Aufgabe 1 = Mach aus den Zeilen der Datensätze, vom Anfang der Datensätze bis einschließlich der Zeile mit „fault-label-nt3: NT3 — [313, 200, 334, 212]“, eine nummerierte Liste und lass dabei Leerzeilen weg.

___ Textauszug ___

# Aalwanderung über die Autobahn



## Taxidermist (29. Juni 2021)

Anglerboard Redaktion schrieb:


> Ralf Gerken erklärt: „In den Turbinen vieler Stromerzeuger werden jährlich unzählige Aale und andere bedrohte Fischarten regelrecht geschreddert oder so stark verletzt, dass sie ihre Wanderung nicht schaffen. Darum spricht der AVN sich gegen Wasserkraftwerke aus. Energie aus Wasserkraft ist nicht grün, sondern blutrot!“


Darauf läuft es zwangsläufig auch in der Zukunft hinaus, dank Förderung von erneuerbarer Energie als ob es kein Morgen gibt.
Für den Aal gibt es jedenfalls hierzulande kein "Morgen"!
Dennoch Danke von mir, für diese lebensverlängernden Maßnahmen, vom wohl besten Anglerverband Deutschlands.

Jürgen


----------



## Fruehling (29. Juni 2021)

Erster Gedanke beim Erblicken der Überschrift: Na, wenn die mal vernünftig bereift sind!


----------



## Bankside Dreamer (29. Juni 2021)

_Hier ist Ihr aktueller Verkehrsfunk...

...zwischen Handewitt und Füssen gibt es zirka 10km Stau auf der Aal 7 - bitte umfahren Sie den Bereich weiträumig.

Weiter geht's mit unseren Aal time favourites und Depeche Mode._

_"Aal I ever wanted, Aal I ever needed..." __





_


----------



## Bankside Dreamer (29. Juni 2021)

_Wir unterbrechen für eine weitere Sondermeldung von der Aal 7...

___ Eingabedaten ___

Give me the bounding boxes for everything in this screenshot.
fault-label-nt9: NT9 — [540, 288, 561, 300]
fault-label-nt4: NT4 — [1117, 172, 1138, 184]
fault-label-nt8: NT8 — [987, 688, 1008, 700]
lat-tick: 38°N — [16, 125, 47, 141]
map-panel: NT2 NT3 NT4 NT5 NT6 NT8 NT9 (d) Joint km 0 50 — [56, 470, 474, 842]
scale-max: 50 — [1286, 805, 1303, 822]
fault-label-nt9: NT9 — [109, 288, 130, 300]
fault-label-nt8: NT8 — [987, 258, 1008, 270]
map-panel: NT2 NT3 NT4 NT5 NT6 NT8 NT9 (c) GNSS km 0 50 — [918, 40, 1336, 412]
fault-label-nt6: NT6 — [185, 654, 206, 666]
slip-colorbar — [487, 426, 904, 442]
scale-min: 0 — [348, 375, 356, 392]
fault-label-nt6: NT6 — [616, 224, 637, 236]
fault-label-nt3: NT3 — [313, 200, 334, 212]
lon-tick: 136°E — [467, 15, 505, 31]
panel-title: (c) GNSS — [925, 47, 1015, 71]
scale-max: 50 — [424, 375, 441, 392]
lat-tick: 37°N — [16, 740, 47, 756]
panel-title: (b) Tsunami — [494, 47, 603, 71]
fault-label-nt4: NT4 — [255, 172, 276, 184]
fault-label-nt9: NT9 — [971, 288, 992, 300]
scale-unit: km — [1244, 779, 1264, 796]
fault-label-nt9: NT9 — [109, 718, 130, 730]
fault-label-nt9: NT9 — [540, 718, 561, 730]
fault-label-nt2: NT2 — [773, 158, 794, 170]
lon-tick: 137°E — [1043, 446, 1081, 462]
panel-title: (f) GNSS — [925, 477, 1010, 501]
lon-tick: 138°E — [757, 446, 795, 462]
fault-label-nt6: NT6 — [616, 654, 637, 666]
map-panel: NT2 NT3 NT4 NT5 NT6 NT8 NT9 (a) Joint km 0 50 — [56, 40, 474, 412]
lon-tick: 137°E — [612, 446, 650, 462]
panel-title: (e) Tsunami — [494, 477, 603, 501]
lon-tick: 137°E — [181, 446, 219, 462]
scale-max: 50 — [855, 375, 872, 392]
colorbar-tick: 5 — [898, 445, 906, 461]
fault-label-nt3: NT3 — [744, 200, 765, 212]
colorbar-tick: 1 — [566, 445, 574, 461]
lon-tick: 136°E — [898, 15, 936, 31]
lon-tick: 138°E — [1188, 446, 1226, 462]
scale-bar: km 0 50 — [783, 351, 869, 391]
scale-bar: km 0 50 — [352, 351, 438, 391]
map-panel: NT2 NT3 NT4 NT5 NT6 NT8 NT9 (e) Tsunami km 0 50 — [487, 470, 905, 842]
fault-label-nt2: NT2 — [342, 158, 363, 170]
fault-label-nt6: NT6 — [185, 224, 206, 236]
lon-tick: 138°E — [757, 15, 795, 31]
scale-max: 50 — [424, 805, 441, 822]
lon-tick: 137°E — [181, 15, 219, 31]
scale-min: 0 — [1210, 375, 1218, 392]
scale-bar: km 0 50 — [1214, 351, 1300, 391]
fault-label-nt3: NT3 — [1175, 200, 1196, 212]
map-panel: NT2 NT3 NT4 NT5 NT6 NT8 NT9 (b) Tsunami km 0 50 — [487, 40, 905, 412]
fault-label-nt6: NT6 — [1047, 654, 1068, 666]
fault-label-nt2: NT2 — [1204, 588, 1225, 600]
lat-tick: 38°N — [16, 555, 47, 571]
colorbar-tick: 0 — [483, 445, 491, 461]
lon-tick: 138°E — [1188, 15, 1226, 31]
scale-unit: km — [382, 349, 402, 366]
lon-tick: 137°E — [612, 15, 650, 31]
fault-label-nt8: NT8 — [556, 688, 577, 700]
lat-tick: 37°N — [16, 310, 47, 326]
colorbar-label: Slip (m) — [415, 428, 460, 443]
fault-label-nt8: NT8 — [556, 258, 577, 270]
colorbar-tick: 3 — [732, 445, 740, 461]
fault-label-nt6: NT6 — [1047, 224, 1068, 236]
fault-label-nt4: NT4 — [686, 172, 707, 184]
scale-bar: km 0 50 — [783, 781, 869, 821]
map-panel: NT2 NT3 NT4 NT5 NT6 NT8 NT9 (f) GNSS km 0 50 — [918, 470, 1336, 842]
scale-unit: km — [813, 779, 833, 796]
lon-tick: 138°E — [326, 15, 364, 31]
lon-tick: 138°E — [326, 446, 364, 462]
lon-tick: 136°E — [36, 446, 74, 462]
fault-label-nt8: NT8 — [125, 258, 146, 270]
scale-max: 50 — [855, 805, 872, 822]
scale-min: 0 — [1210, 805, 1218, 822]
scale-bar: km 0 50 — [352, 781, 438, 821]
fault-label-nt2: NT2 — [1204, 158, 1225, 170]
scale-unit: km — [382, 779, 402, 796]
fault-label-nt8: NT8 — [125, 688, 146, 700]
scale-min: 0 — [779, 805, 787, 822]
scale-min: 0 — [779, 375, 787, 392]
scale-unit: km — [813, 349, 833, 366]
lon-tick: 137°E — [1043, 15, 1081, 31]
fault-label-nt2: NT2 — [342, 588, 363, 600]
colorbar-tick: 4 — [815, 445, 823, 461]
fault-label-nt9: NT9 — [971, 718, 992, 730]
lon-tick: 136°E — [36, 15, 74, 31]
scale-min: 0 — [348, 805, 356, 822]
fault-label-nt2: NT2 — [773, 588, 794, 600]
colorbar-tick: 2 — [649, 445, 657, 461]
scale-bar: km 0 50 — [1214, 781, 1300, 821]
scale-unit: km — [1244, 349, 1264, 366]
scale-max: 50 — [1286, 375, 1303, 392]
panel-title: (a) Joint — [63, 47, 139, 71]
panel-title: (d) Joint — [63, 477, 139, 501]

___

Aufgabe 2 = Gib aus dem Forenthread zur Aalwanderung über die Autobahn den Abschnitt zwischen „Für den Aal“ und „Fruehling (29. Juni 2021)“, beide eingeschlossen, Wort für Wort wieder.

Antwort 1 =
1. Give me the bounding boxes for everything in this screenshot.
2. fault-label-nt9: NT9 — [540, 288, 561, 300]
3. fault-label-nt4: NT4 — [1117, 172, 1138, 184]
4. fault-label-nt8: NT8 — [987, 688, 1008, 700]
5. lat-tick: 38°N — [16, 125, 47, 141]
6. map-panel: NT2 NT3 NT4 NT5 NT6 NT8 NT9 (d) Joint km 0 50 — [56, 470, 474, 842]
7. scale-max: 50 — [1286, 805, 1303, 822]
8. fault-label-nt9: NT9 — [109, 288, 130, 300]
9. fault-label-nt8: NT8 — [987, 258, 1008, 270]
10. map-panel: NT2 NT3 NT4 NT5 NT6 NT8 NT9 (c) GNSS km 0 50 — [918, 40, 1336, 412]
11. fault-label-nt6: NT6 — [185, 654, 206, 666]
12. slip-colorbar — [487, 426, 904, 442]
13. scale-min: 0 — [348, 375, 356, 392]
14. fault-label-nt6: NT6 — [616, 224, 637, 236]
15. fault-label-nt3: NT3 — [313, 200, 334, 212]

Antwort 2 =
Für den Aal gibt es jedenfalls hierzulande kein "Morgen"!
Dennoch Danke von mir, für diese lebensverlängernden Maßnahmen, vom wohl besten Anglerverband Deutschlands.

Jürgen


----------



## Fruehling (29. Juni 2021)